> _Task to carry out_: Pull out every one of the rows below and reproduce each line unchanged.

> _Data lines_:
◇ ◇ ◇ ◇ ◇ ◇ ◇
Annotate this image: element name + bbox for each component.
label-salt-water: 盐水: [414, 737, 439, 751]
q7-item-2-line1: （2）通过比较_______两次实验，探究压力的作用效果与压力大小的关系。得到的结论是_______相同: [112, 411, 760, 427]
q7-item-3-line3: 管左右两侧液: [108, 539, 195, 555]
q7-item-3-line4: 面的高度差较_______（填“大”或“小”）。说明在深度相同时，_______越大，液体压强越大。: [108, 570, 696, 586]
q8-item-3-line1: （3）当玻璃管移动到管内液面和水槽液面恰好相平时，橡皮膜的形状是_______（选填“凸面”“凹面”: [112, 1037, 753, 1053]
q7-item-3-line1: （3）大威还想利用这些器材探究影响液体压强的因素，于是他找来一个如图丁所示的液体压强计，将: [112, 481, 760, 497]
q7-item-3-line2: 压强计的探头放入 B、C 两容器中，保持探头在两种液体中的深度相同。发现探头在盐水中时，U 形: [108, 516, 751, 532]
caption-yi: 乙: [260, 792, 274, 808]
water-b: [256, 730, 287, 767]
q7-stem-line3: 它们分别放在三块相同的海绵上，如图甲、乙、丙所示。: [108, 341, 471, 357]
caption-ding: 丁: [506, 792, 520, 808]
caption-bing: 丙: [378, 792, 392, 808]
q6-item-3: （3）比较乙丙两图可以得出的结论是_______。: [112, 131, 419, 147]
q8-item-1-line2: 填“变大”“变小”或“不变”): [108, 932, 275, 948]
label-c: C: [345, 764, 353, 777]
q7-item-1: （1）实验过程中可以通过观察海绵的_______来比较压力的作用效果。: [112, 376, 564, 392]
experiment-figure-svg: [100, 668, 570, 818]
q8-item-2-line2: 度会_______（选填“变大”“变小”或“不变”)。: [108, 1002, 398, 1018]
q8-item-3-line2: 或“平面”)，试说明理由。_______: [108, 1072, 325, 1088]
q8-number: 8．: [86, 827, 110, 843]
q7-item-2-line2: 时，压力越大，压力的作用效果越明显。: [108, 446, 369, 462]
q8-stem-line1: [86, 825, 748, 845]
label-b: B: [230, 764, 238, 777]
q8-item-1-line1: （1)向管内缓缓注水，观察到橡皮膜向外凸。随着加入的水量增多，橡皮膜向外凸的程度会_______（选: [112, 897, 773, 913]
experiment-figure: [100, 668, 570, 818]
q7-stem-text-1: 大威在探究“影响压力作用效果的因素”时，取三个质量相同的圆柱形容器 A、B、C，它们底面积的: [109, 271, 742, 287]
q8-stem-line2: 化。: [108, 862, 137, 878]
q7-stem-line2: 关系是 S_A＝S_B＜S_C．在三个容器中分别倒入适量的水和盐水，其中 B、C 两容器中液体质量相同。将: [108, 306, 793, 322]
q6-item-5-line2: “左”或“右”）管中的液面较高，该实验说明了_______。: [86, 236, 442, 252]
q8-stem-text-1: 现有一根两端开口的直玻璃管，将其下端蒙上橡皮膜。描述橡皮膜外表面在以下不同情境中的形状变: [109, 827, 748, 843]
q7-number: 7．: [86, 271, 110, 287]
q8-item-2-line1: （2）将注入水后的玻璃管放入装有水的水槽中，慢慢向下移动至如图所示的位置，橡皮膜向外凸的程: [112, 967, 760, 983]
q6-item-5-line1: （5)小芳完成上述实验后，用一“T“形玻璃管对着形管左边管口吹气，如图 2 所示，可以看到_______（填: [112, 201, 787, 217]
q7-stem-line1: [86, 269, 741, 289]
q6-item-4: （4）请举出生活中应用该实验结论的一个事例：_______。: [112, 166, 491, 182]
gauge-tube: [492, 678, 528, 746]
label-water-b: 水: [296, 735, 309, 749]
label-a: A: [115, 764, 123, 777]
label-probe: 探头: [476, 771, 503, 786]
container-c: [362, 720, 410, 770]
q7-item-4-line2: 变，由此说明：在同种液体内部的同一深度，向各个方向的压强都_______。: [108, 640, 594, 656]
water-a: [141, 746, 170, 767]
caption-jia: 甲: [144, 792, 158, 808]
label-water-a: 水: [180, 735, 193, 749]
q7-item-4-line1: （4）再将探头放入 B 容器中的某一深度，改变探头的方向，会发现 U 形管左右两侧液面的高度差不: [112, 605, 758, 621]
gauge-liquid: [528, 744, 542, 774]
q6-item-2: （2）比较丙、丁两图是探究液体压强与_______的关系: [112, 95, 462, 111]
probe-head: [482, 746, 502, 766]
◇ ◇ ◇ ◇ ◇ ◇ ◇
> _Reply to the exercise_:
Annotate this image: element name + bbox for each component.
label-salt-water: 盐水: [414, 737, 439, 751]
q7-item-2-line1: （2）通过比较_______两次实验，探究压力的作用效果与压力大小的关系。得到的结论是_______相同: [112, 411, 760, 427]
q7-item-3-line3: 管左右两侧液: [108, 539, 195, 555]
q7-item-3-line4: 面的高度差较_______（填“大”或“小”）。说明在深度相同时，_______越大，液体压强越大。: [108, 570, 696, 586]
q8-item-3-line1: （3）当玻璃管移动到管内液面和水槽液面恰好相平时，橡皮膜的形状是_______（选填“凸面”“凹面”: [112, 1037, 753, 1053]
q7-item-3-line1: （3）大威还想利用这些器材探究影响液体压强的因素，于是他找来一个如图丁所示的液体压强计，将: [112, 481, 760, 497]
q7-item-3-line2: 压强计的探头放入 B、C 两容器中，保持探头在两种液体中的深度相同。发现探头在盐水中时，U 形: [108, 516, 751, 532]
caption-yi: 乙: [260, 792, 274, 808]
water-b: [256, 730, 287, 767]
q7-stem-line3: 它们分别放在三块相同的海绵上，如图甲、乙、丙所示。: [108, 341, 471, 357]
caption-ding: 丁: [506, 792, 520, 808]
caption-bing: 丙: [378, 792, 392, 808]
q6-item-3: （3）比较乙丙两图可以得出的结论是_______。: [112, 131, 419, 147]
q8-item-1-line2: 填“变大”“变小”或“不变”): [108, 932, 275, 948]
label-c: C: [345, 764, 353, 777]
q7-item-1: （1）实验过程中可以通过观察海绵的_______来比较压力的作用效果。: [112, 376, 564, 392]
experiment-figure-svg: [100, 668, 570, 818]
q8-item-2-line2: 度会_______（选填“变大”“变小”或“不变”)。: [108, 1002, 398, 1018]
q8-item-3-line2: 或“平面”)，试说明理由。_______: [108, 1072, 325, 1088]
q8-number: 8．: [86, 827, 110, 843]
q7-item-2-line2: 时，压力越大，压力的作用效果越明显。: [108, 446, 369, 462]
q8-stem-line1: [86, 825, 748, 845]
label-b: B: [230, 764, 238, 777]
q8-item-1-line1: （1)向管内缓缓注水，观察到橡皮膜向外凸。随着加入的水量增多，橡皮膜向外凸的程度会_______（选: [112, 897, 773, 913]
experiment-figure: [100, 668, 570, 818]
q7-stem-text-1: 大威在探究“影响压力作用效果的因素”时，取三个质量相同的圆柱形容器 A、B、C，它们底面积的: [109, 271, 742, 287]
q8-stem-line2: 化。: [108, 862, 137, 878]
q7-stem-line2: 关系是 S_A＝S_B＜S_C．在三个容器中分别倒入适量的水和盐水，其中 B、C 两容器中液体质量相同。将: [108, 306, 793, 322]
q6-item-5-line2: “左”或“右”）管中的液面较高，该实验说明了_______。: [86, 236, 442, 252]
q8-stem-text-1: 现有一根两端开口的直玻璃管，将其下端蒙上橡皮膜。描述橡皮膜外表面在以下不同情境中的形状变: [109, 827, 748, 843]
q7-number: 7．: [86, 271, 110, 287]
q8-item-2-line1: （2）将注入水后的玻璃管放入装有水的水槽中，慢慢向下移动至如图所示的位置，橡皮膜向外凸的程: [112, 967, 760, 983]
q6-item-5-line1: （5)小芳完成上述实验后，用一“T“形玻璃管对着形管左边管口吹气，如图 2 所示，可以看到_______（填: [112, 201, 787, 217]
q7-stem-line1: [86, 269, 741, 289]
q6-item-4: （4）请举出生活中应用该实验结论的一个事例：_______。: [112, 166, 491, 182]
gauge-tube: [492, 678, 528, 746]
label-water-b: 水: [296, 735, 309, 749]
label-a: A: [115, 764, 123, 777]
label-probe: 探头: [476, 771, 503, 786]
container-c: [362, 720, 410, 770]
q7-item-4-line2: 变，由此说明：在同种液体内部的同一深度，向各个方向的压强都_______。: [108, 640, 594, 656]
water-a: [141, 746, 170, 767]
caption-jia: 甲: [144, 792, 158, 808]
label-water-a: 水: [180, 735, 193, 749]
q7-item-4-line1: （4）再将探头放入 B 容器中的某一深度，改变探头的方向，会发现 U 形管左右两侧液面的高度差不: [112, 605, 758, 621]
gauge-liquid: [528, 744, 542, 774]
q6-item-2: （2）比较丙、丁两图是探究液体压强与_______的关系: [112, 95, 462, 111]
probe-head: [482, 746, 502, 766]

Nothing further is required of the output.